**REQUIRED WORK**
Count lines, not occurrences: report how many lines in the records hold the string "icon", and nothing else.

**INFORMATION PROVIDED**
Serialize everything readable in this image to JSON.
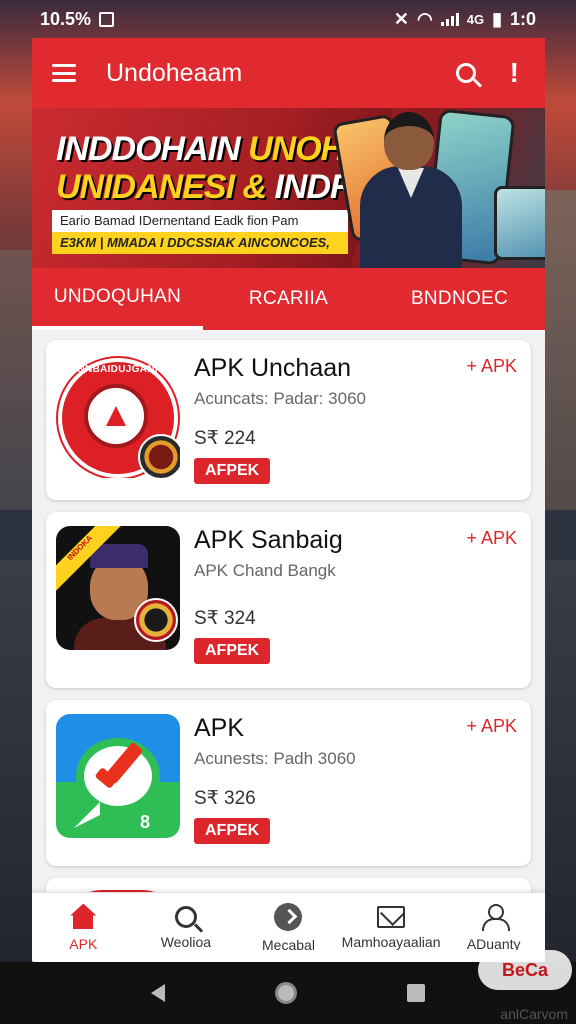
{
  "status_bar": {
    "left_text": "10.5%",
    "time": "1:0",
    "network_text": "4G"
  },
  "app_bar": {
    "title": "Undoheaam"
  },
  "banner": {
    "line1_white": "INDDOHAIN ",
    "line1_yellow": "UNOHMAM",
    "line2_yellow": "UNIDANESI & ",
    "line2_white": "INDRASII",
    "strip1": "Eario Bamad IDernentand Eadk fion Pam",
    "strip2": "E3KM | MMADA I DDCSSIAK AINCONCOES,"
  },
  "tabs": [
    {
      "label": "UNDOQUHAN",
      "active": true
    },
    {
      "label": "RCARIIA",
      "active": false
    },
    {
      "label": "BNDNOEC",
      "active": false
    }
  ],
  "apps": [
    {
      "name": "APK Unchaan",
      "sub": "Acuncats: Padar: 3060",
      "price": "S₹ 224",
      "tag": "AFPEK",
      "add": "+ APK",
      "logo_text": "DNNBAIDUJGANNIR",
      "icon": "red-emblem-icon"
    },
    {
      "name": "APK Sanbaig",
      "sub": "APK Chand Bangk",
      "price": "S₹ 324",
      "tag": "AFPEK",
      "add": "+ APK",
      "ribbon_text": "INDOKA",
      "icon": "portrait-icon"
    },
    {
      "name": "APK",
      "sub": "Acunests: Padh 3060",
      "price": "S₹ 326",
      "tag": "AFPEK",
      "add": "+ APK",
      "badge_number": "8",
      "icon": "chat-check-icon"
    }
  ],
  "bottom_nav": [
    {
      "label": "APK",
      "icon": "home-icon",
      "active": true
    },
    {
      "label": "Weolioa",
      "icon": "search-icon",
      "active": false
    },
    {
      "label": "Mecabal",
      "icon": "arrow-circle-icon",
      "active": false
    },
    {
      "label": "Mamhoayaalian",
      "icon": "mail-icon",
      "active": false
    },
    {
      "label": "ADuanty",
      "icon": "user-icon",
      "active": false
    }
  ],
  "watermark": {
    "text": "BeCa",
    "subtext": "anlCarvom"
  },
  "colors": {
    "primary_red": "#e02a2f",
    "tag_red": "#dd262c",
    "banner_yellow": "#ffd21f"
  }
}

---

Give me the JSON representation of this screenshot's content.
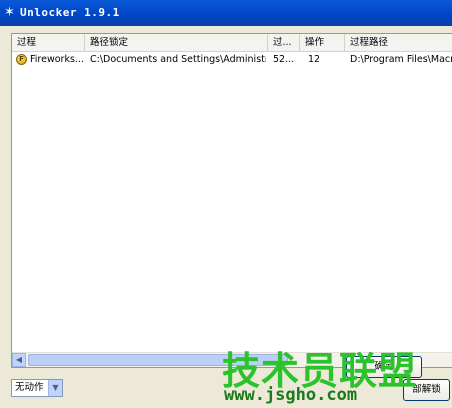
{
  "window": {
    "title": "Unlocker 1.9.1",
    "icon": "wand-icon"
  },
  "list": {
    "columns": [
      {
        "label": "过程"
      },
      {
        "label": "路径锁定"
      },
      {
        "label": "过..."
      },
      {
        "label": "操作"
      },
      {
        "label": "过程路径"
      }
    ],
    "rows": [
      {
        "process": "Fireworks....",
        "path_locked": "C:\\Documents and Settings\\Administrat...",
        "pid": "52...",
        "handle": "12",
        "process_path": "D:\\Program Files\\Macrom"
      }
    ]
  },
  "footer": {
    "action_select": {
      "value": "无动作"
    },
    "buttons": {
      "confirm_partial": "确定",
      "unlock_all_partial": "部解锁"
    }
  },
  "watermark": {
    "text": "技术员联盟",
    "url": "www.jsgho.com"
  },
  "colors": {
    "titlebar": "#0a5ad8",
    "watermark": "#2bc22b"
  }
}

**COMPLETE OUTPUT**
9